**Aim:**
Select the lines that contain "Fluck" and copy each of them.

(Dataset excerpts)
__________________________________________________
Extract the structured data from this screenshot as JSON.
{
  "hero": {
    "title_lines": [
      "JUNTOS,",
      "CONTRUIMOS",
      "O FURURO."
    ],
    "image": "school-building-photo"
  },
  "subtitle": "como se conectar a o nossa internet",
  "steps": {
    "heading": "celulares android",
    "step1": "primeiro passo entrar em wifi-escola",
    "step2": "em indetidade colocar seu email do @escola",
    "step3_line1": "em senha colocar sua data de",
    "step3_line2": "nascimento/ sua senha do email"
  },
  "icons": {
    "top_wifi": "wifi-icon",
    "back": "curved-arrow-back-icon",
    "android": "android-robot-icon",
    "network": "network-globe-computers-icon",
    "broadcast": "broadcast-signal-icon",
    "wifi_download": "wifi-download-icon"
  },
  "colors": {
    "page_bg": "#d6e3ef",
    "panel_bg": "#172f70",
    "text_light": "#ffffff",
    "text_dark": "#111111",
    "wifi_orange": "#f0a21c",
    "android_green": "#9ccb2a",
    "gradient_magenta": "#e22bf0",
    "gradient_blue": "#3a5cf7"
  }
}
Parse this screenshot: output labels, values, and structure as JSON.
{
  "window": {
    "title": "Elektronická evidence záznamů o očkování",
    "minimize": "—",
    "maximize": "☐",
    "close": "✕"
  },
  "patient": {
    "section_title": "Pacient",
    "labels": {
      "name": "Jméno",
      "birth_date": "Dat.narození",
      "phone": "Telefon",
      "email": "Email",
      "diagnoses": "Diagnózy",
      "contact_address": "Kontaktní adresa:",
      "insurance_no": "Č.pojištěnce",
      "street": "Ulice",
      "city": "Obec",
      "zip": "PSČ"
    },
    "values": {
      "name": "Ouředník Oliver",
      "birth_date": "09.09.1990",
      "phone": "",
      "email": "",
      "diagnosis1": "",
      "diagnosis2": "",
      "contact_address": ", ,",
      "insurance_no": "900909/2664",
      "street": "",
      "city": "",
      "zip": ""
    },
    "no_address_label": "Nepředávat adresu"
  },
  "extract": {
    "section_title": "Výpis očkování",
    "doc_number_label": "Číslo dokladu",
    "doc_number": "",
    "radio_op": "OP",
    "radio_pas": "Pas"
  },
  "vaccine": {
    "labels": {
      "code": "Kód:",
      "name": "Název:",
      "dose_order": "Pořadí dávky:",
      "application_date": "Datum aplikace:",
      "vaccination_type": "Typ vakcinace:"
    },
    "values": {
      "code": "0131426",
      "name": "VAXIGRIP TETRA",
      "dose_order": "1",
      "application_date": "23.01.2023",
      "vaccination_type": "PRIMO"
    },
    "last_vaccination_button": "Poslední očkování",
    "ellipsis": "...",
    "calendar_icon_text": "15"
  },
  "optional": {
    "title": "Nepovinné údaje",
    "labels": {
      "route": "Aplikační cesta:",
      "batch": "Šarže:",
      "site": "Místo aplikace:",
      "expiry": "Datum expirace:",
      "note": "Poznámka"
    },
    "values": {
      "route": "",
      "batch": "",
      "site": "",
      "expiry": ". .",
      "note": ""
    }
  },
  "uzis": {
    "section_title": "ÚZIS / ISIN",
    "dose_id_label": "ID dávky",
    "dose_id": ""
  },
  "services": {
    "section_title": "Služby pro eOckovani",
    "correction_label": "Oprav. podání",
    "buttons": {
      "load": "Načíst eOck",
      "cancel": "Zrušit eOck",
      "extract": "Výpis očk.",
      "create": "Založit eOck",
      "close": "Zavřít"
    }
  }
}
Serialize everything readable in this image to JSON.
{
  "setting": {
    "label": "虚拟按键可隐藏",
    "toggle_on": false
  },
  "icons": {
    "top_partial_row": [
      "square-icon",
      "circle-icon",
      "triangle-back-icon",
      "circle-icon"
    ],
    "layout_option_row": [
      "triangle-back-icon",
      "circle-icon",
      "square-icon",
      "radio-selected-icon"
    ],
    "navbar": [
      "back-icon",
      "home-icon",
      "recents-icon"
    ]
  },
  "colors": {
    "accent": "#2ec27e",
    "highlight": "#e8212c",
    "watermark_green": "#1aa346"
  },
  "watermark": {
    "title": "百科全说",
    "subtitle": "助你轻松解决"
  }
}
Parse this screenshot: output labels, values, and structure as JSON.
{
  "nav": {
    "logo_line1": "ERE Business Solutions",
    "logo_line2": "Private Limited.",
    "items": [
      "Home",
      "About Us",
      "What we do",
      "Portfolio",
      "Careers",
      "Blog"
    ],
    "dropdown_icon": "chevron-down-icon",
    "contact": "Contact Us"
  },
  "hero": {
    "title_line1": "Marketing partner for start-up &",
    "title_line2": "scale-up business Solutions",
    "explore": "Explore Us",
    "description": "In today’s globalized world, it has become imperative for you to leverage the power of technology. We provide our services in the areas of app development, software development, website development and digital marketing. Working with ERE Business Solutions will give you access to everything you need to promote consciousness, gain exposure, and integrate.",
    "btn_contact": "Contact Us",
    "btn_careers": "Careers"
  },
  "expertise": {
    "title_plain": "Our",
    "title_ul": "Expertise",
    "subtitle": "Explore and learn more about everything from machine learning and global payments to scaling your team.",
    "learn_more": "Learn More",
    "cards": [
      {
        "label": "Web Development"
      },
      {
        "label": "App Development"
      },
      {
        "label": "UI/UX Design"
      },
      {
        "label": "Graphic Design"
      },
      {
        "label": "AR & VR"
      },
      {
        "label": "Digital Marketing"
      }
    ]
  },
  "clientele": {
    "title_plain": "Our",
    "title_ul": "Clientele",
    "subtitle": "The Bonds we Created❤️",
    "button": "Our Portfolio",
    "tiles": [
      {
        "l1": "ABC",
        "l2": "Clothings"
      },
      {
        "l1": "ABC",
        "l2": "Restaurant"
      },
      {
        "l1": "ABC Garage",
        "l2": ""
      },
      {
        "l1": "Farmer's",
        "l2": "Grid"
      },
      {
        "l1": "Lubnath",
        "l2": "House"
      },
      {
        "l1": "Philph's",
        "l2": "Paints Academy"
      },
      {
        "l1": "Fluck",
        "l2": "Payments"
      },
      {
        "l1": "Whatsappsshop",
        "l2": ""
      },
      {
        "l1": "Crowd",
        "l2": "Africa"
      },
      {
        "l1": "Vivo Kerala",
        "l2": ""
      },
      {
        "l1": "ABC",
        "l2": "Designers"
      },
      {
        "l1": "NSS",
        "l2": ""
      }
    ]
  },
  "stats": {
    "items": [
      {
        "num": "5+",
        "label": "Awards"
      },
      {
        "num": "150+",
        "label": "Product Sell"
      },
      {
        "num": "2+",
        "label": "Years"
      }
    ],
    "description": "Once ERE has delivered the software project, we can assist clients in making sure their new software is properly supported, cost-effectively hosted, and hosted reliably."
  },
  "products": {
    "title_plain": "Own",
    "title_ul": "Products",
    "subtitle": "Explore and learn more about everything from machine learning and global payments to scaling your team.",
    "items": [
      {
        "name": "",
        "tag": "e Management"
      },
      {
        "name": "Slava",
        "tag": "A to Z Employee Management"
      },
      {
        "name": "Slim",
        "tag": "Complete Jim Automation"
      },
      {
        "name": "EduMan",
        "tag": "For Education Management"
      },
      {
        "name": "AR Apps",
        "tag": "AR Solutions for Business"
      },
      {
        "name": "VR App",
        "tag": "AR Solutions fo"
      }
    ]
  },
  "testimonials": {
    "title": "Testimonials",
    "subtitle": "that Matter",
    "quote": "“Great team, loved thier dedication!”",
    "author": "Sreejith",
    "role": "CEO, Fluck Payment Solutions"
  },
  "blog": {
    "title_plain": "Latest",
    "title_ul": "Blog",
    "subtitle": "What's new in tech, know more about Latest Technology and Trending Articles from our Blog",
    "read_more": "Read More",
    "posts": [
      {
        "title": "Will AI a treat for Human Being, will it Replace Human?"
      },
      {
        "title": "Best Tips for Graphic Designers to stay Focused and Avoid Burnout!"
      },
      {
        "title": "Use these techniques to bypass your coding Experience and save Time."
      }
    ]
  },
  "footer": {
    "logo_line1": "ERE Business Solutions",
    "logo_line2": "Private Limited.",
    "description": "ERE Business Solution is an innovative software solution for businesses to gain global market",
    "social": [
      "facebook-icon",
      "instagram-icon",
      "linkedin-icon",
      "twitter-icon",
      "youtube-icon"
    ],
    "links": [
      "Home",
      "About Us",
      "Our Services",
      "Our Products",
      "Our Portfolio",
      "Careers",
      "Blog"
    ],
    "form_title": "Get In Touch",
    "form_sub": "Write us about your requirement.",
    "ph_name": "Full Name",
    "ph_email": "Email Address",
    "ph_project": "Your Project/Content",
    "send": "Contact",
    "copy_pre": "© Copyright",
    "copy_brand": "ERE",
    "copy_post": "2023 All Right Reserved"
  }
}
__________________________________________________
**Task result:**
        "l1": "Fluck",
    "role": "CEO, Fluck Payment Solutions"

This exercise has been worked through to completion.